- GIVEN TASK:
Without the pictures, set down the records below word for word.

- Data records:
● ● ● ●

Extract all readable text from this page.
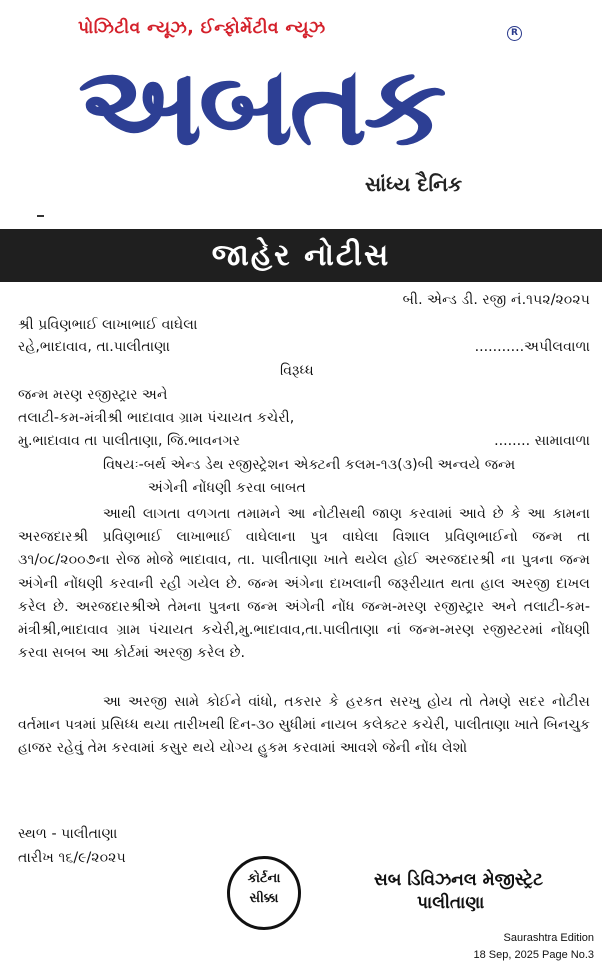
પોઝિટીવ ન્યૂઝ, ઈન્ફોર્મેટીવ ન્યૂઝ	R
અબતક
સાંધ્ય દૈનિક
જાહેર નોટીસ
બી. એન્ડ ડી. રજી નં.૧૫૨/૨૦૨૫
શ્રી પ્રવિણભાઈ લાખાભાઈ વાઘેલા
રહે,ભાદાવાવ, તા.પાલીતાણા	...........અપીલવાળા
વિરૂધ્ધ
જન્મ મરણ રજીસ્ટ્રાર અને
તલાટી-કમ-મંત્રીશ્રી ભાદાવાવ ગ્રામ પંચાયત કચેરી,
મુ.ભાદાવાવ તા પાલીતાણા, જિ.ભાવનગર	........ સામાવાળા
વિષયઃ-બર્થ એન્ડ ડેથ રજીસ્ટ્રેશન એક્ટની કલમ-૧૩(૩)બી અન્વયે જન્મ
અંગેની નોંધણી કરવા બાબત
આથી લાગતા વળગતા તમામને આ નોટીસથી જાણ કરવામાં આવે છે કે આ કામના અરજદારશ્રી પ્રવિણભાઈ લાખાભાઈ વાઘેલાના પુત્ર વાઘેલા વિશાલ પ્રવિણભાઈનો જન્મ તા ૩૧/૦૮/૨૦૦૭ના રોજ મોજે ભાદાવાવ, તા. પાલીતાણા ખાતે થયેલ હોઈ અરજદારશ્રી ના પુત્રના જન્મ અંગેની નોંધણી કરવાની રહી ગયેલ છે. જન્મ અંગેના દાખલાની જરૂરીયાત થતા હાલ અરજી દાખલ કરેલ છે. અરજદારશ્રીએ તેમના પુત્રના જન્મ અંગેની નોંધ જન્મ-મરણ રજીસ્ટ્રાર અને તલાટી-કમ-મંત્રીશ્રી,ભાદાવાવ ગ્રામ પંચાયત કચેરી,મુ.ભાદાવાવ,તા.પાલીતાણા નાં જન્મ-મરણ રજીસ્ટરમાં નોંધણી કરવા સબબ આ કોર્ટમાં અરજી કરેલ છે.
આ અરજી સામે કોઈને વાંધો, તકરાર કે હરકત સરખુ હોય તો તેમણે સદર નોટીસ વર્તમાન પત્રમાં પ્રસિધ્ધ થયા તારીખથી દિન-૩૦ સુધીમાં નાયબ કલેક્ટર કચેરી, પાલીતાણા ખાતે બિનચુક હાજર રહેવું તેમ કરવામાં કસુર થયે યોગ્ય હુકમ કરવામાં આવશે જેની નોંધ લેશો
સ્થળ - પાલીતાણા
તારીખ ૧૬/૯/૨૦૨૫
કોર્ટના
સીક્કા
સબ ડિવિઝનલ મેજીસ્ટ્રેટ
પાલીતાણા
Saurashtra Edition
18 Sep, 2025 Page No.3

● ● ● ●

- REPLY TO THE EXERCISE:
Extract all readable text from this page.
પોઝિટીવ ન્યૂઝ, ઈન્ફોર્મેટીવ ન્યૂઝ	R
અબતક
સાંધ્ય દૈનિક
જાહેર નોટીસ
બી. એન્ડ ડી. રજી નં.૧૫૨/૨૦૨૫
શ્રી પ્રવિણભાઈ લાખાભાઈ વાઘેલા
રહે,ભાદાવાવ, તા.પાલીતાણા	...........અપીલવાળા
વિરૂધ્ધ
જન્મ મરણ રજીસ્ટ્રાર અને
તલાટી-કમ-મંત્રીશ્રી ભાદાવાવ ગ્રામ પંચાયત કચેરી,
મુ.ભાદાવાવ તા પાલીતાણા, જિ.ભાવનગર	........ સામાવાળા
વિષયઃ-બર્થ એન્ડ ડેથ રજીસ્ટ્રેશન એક્ટની કલમ-૧૩(૩)બી અન્વયે જન્મ
અંગેની નોંધણી કરવા બાબત
આથી લાગતા વળગતા તમામને આ નોટીસથી જાણ કરવામાં આવે છે કે આ કામના અરજદારશ્રી પ્રવિણભાઈ લાખાભાઈ વાઘેલાના પુત્ર વાઘેલા વિશાલ પ્રવિણભાઈનો જન્મ તા ૩૧/૦૮/૨૦૦૭ના રોજ મોજે ભાદાવાવ, તા. પાલીતાણા ખાતે થયેલ હોઈ અરજદારશ્રી ના પુત્રના જન્મ અંગેની નોંધણી કરવાની રહી ગયેલ છે. જન્મ અંગેના દાખલાની જરૂરીયાત થતા હાલ અરજી દાખલ કરેલ છે. અરજદારશ્રીએ તેમના પુત્રના જન્મ અંગેની નોંધ જન્મ-મરણ રજીસ્ટ્રાર અને તલાટી-કમ-મંત્રીશ્રી,ભાદાવાવ ગ્રામ પંચાયત કચેરી,મુ.ભાદાવાવ,તા.પાલીતાણા નાં જન્મ-મરણ રજીસ્ટરમાં નોંધણી કરવા સબબ આ કોર્ટમાં અરજી કરેલ છે.
આ અરજી સામે કોઈને વાંધો, તકરાર કે હરકત સરખુ હોય તો તેમણે સદર નોટીસ વર્તમાન પત્રમાં પ્રસિધ્ધ થયા તારીખથી દિન-૩૦ સુધીમાં નાયબ કલેક્ટર કચેરી, પાલીતાણા ખાતે બિનચુક હાજર રહેવું તેમ કરવામાં કસુર થયે યોગ્ય હુકમ કરવામાં આવશે જેની નોંધ લેશો
સ્થળ - પાલીતાણા
તારીખ ૧૬/૯/૨૦૨૫
કોર્ટના
સીક્કા
સબ ડિવિઝનલ મેજીસ્ટ્રેટ
પાલીતાણા
Saurashtra Edition
18 Sep, 2025 Page No.3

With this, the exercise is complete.